**WORK TO DO:** Only the number is wanted: how many lines of the data contain "image"?

**Data records:**

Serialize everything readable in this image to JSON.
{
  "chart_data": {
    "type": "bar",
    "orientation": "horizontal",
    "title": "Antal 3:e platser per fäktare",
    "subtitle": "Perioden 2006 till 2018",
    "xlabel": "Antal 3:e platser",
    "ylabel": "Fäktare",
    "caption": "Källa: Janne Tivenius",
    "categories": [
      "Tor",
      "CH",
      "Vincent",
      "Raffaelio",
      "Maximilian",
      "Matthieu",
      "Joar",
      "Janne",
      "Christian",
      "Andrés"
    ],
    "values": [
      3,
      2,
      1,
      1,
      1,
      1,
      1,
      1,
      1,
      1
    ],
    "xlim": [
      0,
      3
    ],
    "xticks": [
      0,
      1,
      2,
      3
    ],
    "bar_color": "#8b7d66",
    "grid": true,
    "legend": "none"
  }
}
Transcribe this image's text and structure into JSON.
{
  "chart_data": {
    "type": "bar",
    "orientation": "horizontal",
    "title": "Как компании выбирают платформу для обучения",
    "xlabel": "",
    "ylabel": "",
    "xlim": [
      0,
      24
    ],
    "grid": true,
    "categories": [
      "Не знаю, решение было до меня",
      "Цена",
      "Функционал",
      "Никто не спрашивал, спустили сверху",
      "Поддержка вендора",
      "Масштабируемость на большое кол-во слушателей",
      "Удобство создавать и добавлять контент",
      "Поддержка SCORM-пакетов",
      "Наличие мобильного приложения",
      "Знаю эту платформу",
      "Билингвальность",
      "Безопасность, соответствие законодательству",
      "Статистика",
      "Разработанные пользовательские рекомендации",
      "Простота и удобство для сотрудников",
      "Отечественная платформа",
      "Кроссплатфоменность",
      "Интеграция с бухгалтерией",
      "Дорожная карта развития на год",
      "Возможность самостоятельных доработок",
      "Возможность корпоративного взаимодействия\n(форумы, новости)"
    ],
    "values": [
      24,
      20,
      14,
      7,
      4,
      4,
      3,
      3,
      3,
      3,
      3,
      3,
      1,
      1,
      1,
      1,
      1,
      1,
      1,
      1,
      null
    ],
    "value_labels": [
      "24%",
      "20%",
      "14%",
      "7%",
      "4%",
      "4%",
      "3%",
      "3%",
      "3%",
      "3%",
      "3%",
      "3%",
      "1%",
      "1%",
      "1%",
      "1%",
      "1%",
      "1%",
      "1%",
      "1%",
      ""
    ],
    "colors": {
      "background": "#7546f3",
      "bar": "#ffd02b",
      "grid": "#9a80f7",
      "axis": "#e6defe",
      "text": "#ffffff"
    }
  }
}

**CORRECT OUTPUT:** 2